Start
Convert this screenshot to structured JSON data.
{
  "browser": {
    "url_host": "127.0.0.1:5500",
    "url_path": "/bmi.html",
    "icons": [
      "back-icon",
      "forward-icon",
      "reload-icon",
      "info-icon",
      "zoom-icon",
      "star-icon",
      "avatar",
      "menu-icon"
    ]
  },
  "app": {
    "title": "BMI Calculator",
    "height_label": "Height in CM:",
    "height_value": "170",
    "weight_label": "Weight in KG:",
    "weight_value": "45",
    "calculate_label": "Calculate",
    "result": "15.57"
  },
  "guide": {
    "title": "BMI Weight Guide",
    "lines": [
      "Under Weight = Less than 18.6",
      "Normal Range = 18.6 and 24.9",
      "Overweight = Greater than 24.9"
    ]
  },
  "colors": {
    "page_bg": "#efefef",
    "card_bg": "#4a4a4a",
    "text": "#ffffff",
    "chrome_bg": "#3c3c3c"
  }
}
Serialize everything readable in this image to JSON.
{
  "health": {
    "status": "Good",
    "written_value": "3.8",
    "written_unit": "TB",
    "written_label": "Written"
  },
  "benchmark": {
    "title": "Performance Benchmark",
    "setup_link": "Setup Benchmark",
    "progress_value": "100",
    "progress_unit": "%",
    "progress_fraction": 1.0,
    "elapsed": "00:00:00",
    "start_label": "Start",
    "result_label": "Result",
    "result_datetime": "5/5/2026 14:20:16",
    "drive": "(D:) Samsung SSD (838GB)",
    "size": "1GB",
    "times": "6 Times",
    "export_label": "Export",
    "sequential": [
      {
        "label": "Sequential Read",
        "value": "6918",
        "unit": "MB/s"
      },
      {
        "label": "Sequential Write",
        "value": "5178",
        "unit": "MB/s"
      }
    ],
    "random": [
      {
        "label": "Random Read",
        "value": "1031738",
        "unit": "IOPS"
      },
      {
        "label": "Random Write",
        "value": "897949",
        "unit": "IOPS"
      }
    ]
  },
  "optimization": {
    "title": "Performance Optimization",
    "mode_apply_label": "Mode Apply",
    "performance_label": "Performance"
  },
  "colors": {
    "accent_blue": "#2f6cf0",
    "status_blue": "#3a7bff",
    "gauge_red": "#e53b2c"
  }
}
End
• _Problem details_: Write out every line of the material again, exactly as it reads.

• _Result of the exercise_:
Convert this screenshot to structured JSON data.
{
  "browser": {
    "url_host": "127.0.0.1:5500",
    "url_path": "/bmi.html",
    "icons": [
      "back-icon",
      "forward-icon",
      "reload-icon",
      "info-icon",
      "zoom-icon",
      "star-icon",
      "avatar",
      "menu-icon"
    ]
  },
  "app": {
    "title": "BMI Calculator",
    "height_label": "Height in CM:",
    "height_value": "170",
    "weight_label": "Weight in KG:",
    "weight_value": "45",
    "calculate_label": "Calculate",
    "result": "15.57"
  },
  "guide": {
    "title": "BMI Weight Guide",
    "lines": [
      "Under Weight = Less than 18.6",
      "Normal Range = 18.6 and 24.9",
      "Overweight = Greater than 24.9"
    ]
  },
  "colors": {
    "page_bg": "#efefef",
    "card_bg": "#4a4a4a",
    "text": "#ffffff",
    "chrome_bg": "#3c3c3c"
  }
}
Serialize everything readable in this image to JSON.
{
  "health": {
    "status": "Good",
    "written_value": "3.8",
    "written_unit": "TB",
    "written_label": "Written"
  },
  "benchmark": {
    "title": "Performance Benchmark",
    "setup_link": "Setup Benchmark",
    "progress_value": "100",
    "progress_unit": "%",
    "progress_fraction": 1.0,
    "elapsed": "00:00:00",
    "start_label": "Start",
    "result_label": "Result",
    "result_datetime": "5/5/2026 14:20:16",
    "drive": "(D:) Samsung SSD (838GB)",
    "size": "1GB",
    "times": "6 Times",
    "export_label": "Export",
    "sequential": [
      {
        "label": "Sequential Read",
        "value": "6918",
        "unit": "MB/s"
      },
      {
        "label": "Sequential Write",
        "value": "5178",
        "unit": "MB/s"
      }
    ],
    "random": [
      {
        "label": "Random Read",
        "value": "1031738",
        "unit": "IOPS"
      },
      {
        "label": "Random Write",
        "value": "897949",
        "unit": "IOPS"
      }
    ]
  },
  "optimization": {
    "title": "Performance Optimization",
    "mode_apply_label": "Mode Apply",
    "performance_label": "Performance"
  },
  "colors": {
    "accent_blue": "#2f6cf0",
    "status_blue": "#3a7bff",
    "gauge_red": "#e53b2c"
  }
}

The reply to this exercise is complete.